What you have to do |
Print the listing below exactly.

Stored data
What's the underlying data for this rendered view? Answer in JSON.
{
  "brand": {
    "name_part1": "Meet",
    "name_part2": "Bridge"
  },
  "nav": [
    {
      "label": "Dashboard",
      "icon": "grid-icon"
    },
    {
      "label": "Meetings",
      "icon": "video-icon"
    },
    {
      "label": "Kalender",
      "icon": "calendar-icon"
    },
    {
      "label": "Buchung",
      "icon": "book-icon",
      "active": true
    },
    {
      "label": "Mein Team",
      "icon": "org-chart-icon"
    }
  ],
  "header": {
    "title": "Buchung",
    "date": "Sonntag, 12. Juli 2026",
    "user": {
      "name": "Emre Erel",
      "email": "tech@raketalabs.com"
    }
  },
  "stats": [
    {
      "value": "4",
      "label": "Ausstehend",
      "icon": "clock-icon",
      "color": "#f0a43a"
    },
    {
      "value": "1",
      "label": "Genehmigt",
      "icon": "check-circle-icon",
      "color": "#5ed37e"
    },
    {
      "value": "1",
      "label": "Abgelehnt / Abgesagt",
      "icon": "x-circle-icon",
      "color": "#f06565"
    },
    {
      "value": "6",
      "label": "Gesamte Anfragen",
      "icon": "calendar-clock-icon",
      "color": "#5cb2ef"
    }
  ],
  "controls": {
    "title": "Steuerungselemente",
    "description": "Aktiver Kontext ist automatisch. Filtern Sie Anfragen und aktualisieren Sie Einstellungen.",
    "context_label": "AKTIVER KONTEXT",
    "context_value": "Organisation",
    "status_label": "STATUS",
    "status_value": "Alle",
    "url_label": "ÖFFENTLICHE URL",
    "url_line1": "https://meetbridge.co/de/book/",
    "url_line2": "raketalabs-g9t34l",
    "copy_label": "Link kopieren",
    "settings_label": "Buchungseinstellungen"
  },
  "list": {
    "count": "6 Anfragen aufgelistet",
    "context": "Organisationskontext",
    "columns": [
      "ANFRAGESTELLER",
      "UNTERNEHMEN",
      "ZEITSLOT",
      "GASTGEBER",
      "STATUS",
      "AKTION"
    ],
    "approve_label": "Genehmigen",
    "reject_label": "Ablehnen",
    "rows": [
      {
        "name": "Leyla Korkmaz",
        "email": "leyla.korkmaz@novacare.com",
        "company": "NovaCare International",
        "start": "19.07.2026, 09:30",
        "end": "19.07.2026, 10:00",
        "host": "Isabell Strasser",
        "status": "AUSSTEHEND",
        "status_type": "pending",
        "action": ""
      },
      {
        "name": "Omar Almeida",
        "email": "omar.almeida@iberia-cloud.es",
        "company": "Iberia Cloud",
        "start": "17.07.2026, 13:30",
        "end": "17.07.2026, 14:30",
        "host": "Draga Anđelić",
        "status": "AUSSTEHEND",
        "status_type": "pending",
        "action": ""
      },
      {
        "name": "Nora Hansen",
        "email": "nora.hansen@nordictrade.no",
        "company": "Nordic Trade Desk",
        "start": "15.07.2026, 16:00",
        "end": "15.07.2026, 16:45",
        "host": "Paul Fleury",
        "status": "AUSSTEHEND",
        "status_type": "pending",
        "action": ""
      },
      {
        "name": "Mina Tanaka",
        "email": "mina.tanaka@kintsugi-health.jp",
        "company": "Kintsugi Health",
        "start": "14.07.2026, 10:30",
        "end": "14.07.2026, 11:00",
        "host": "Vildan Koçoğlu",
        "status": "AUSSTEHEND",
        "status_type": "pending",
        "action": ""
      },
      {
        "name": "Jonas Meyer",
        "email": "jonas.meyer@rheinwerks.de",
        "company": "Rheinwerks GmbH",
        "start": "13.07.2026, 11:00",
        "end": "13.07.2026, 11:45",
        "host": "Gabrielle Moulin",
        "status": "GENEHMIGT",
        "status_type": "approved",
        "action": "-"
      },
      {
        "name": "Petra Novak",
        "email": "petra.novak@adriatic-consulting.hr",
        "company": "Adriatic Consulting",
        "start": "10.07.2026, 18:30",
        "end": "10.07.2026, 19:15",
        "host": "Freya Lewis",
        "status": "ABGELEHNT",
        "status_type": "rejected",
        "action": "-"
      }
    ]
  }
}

Written answer |
What's the underlying data for this rendered view? Answer in JSON.
{
  "brand": {
    "name_part1": "Meet",
    "name_part2": "Bridge"
  },
  "nav": [
    {
      "label": "Dashboard",
      "icon": "grid-icon"
    },
    {
      "label": "Meetings",
      "icon": "video-icon"
    },
    {
      "label": "Kalender",
      "icon": "calendar-icon"
    },
    {
      "label": "Buchung",
      "icon": "book-icon",
      "active": true
    },
    {
      "label": "Mein Team",
      "icon": "org-chart-icon"
    }
  ],
  "header": {
    "title": "Buchung",
    "date": "Sonntag, 12. Juli 2026",
    "user": {
      "name": "Emre Erel",
      "email": "tech@raketalabs.com"
    }
  },
  "stats": [
    {
      "value": "4",
      "label": "Ausstehend",
      "icon": "clock-icon",
      "color": "#f0a43a"
    },
    {
      "value": "1",
      "label": "Genehmigt",
      "icon": "check-circle-icon",
      "color": "#5ed37e"
    },
    {
      "value": "1",
      "label": "Abgelehnt / Abgesagt",
      "icon": "x-circle-icon",
      "color": "#f06565"
    },
    {
      "value": "6",
      "label": "Gesamte Anfragen",
      "icon": "calendar-clock-icon",
      "color": "#5cb2ef"
    }
  ],
  "controls": {
    "title": "Steuerungselemente",
    "description": "Aktiver Kontext ist automatisch. Filtern Sie Anfragen und aktualisieren Sie Einstellungen.",
    "context_label": "AKTIVER KONTEXT",
    "context_value": "Organisation",
    "status_label": "STATUS",
    "status_value": "Alle",
    "url_label": "ÖFFENTLICHE URL",
    "url_line1": "https://meetbridge.co/de/book/",
    "url_line2": "raketalabs-g9t34l",
    "copy_label": "Link kopieren",
    "settings_label": "Buchungseinstellungen"
  },
  "list": {
    "count": "6 Anfragen aufgelistet",
    "context": "Organisationskontext",
    "columns": [
      "ANFRAGESTELLER",
      "UNTERNEHMEN",
      "ZEITSLOT",
      "GASTGEBER",
      "STATUS",
      "AKTION"
    ],
    "approve_label": "Genehmigen",
    "reject_label": "Ablehnen",
    "rows": [
      {
        "name": "Leyla Korkmaz",
        "email": "leyla.korkmaz@novacare.com",
        "company": "NovaCare International",
        "start": "19.07.2026, 09:30",
        "end": "19.07.2026, 10:00",
        "host": "Isabell Strasser",
        "status": "AUSSTEHEND",
        "status_type": "pending",
        "action": ""
      },
      {
        "name": "Omar Almeida",
        "email": "omar.almeida@iberia-cloud.es",
        "company": "Iberia Cloud",
        "start": "17.07.2026, 13:30",
        "end": "17.07.2026, 14:30",
        "host": "Draga Anđelić",
        "status": "AUSSTEHEND",
        "status_type": "pending",
        "action": ""
      },
      {
        "name": "Nora Hansen",
        "email": "nora.hansen@nordictrade.no",
        "company": "Nordic Trade Desk",
        "start": "15.07.2026, 16:00",
        "end": "15.07.2026, 16:45",
        "host": "Paul Fleury",
        "status": "AUSSTEHEND",
        "status_type": "pending",
        "action": ""
      },
      {
        "name": "Mina Tanaka",
        "email": "mina.tanaka@kintsugi-health.jp",
        "company": "Kintsugi Health",
        "start": "14.07.2026, 10:30",
        "end": "14.07.2026, 11:00",
        "host": "Vildan Koçoğlu",
        "status": "AUSSTEHEND",
        "status_type": "pending",
        "action": ""
      },
      {
        "name": "Jonas Meyer",
        "email": "jonas.meyer@rheinwerks.de",
        "company": "Rheinwerks GmbH",
        "start": "13.07.2026, 11:00",
        "end": "13.07.2026, 11:45",
        "host": "Gabrielle Moulin",
        "status": "GENEHMIGT",
        "status_type": "approved",
        "action": "-"
      },
      {
        "name": "Petra Novak",
        "email": "petra.novak@adriatic-consulting.hr",
        "company": "Adriatic Consulting",
        "start": "10.07.2026, 18:30",
        "end": "10.07.2026, 19:15",
        "host": "Freya Lewis",
        "status": "ABGELEHNT",
        "status_type": "rejected",
        "action": "-"
      }
    ]
  }
}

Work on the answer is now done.